- _WORKING DATA_:
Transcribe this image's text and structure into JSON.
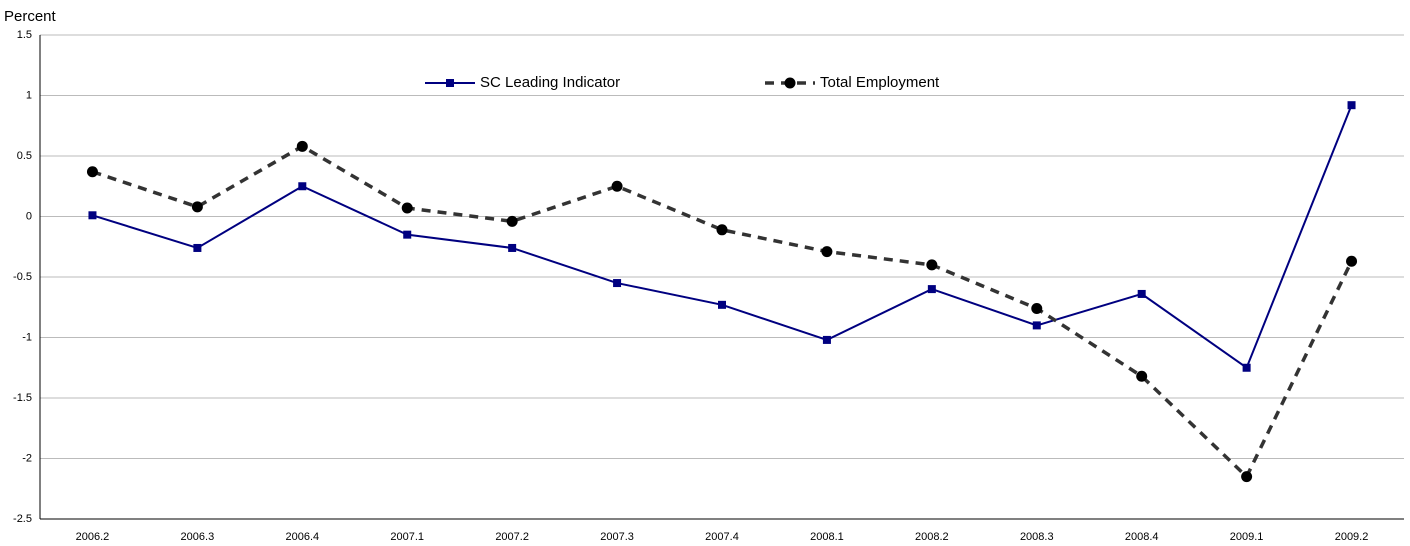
{
  "chart_data": {
    "type": "line",
    "y_label": "Percent",
    "categories": [
      "2006.2",
      "2006.3",
      "2006.4",
      "2007.1",
      "2007.2",
      "2007.3",
      "2007.4",
      "2008.1",
      "2008.2",
      "2008.3",
      "2008.4",
      "2009.1",
      "2009.2"
    ],
    "series": [
      {
        "name": "SC Leading Indicator",
        "color": "#000080",
        "marker": "square",
        "dashed": false,
        "values": [
          0.01,
          -0.26,
          0.25,
          -0.15,
          -0.26,
          -0.55,
          -0.73,
          -1.02,
          -0.6,
          -0.9,
          -0.64,
          -1.25,
          0.92
        ]
      },
      {
        "name": "Total Employment",
        "color": "#333333",
        "marker": "circle",
        "dashed": true,
        "values": [
          0.37,
          0.08,
          0.58,
          0.07,
          -0.04,
          0.25,
          -0.11,
          -0.29,
          -0.4,
          -0.76,
          -1.32,
          -2.15,
          -0.37
        ]
      }
    ],
    "ylim": [
      -2.5,
      1.5
    ],
    "yticks": [
      -2.5,
      -2,
      -1.5,
      -1,
      -0.5,
      0,
      0.5,
      1,
      1.5
    ],
    "grid": true
  }
}
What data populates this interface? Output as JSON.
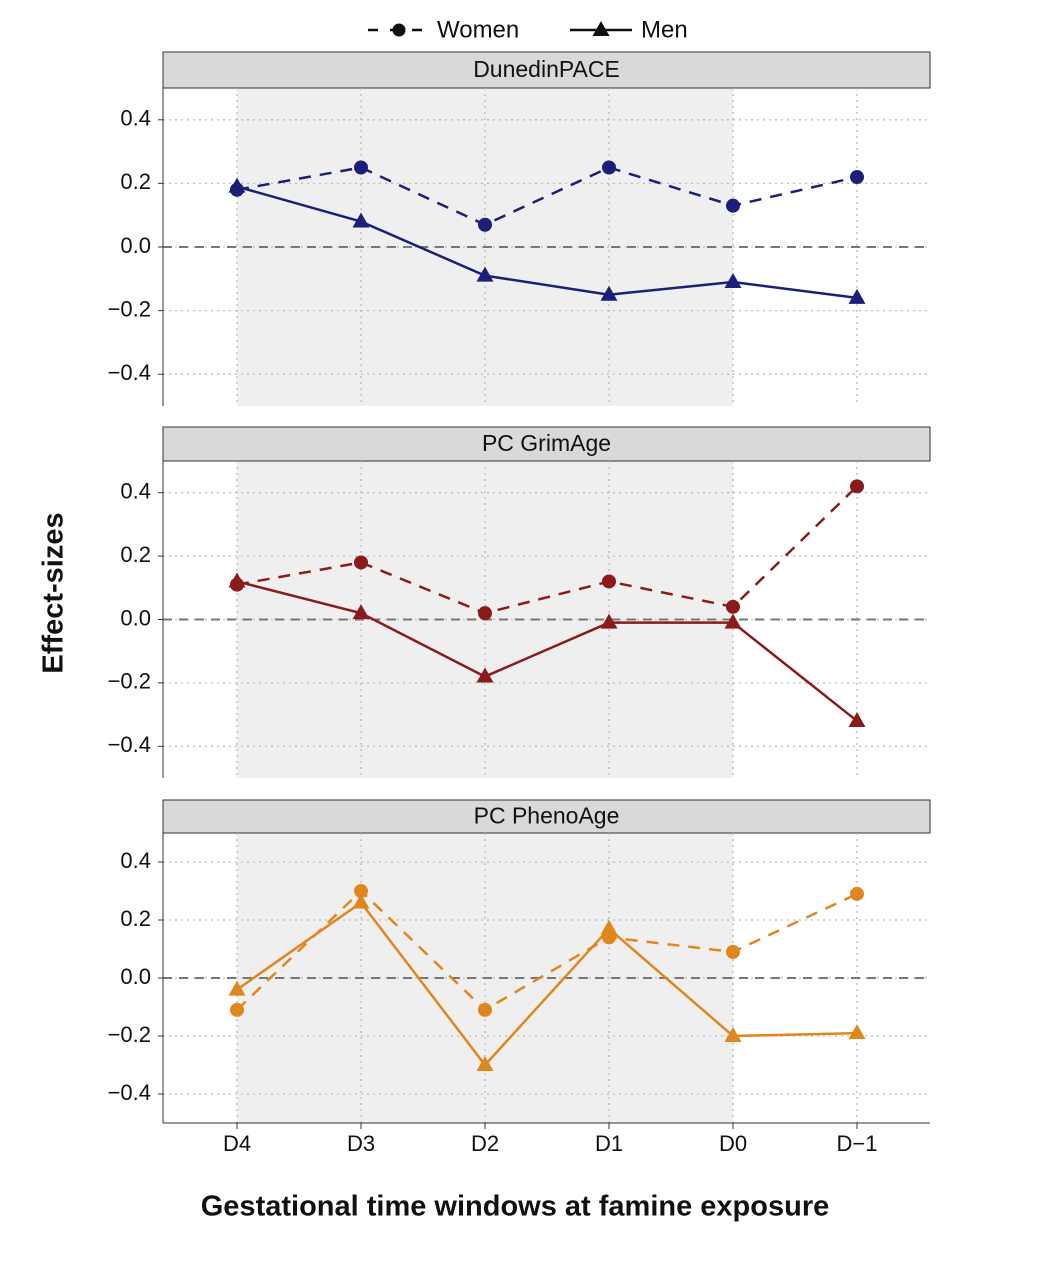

- _THE TASK_: Collect, from the material above, every line containing the word "name".

- _TASK RESPONSE_:
        "name": "SC Leading Indicator",
        "name": "Total Employment",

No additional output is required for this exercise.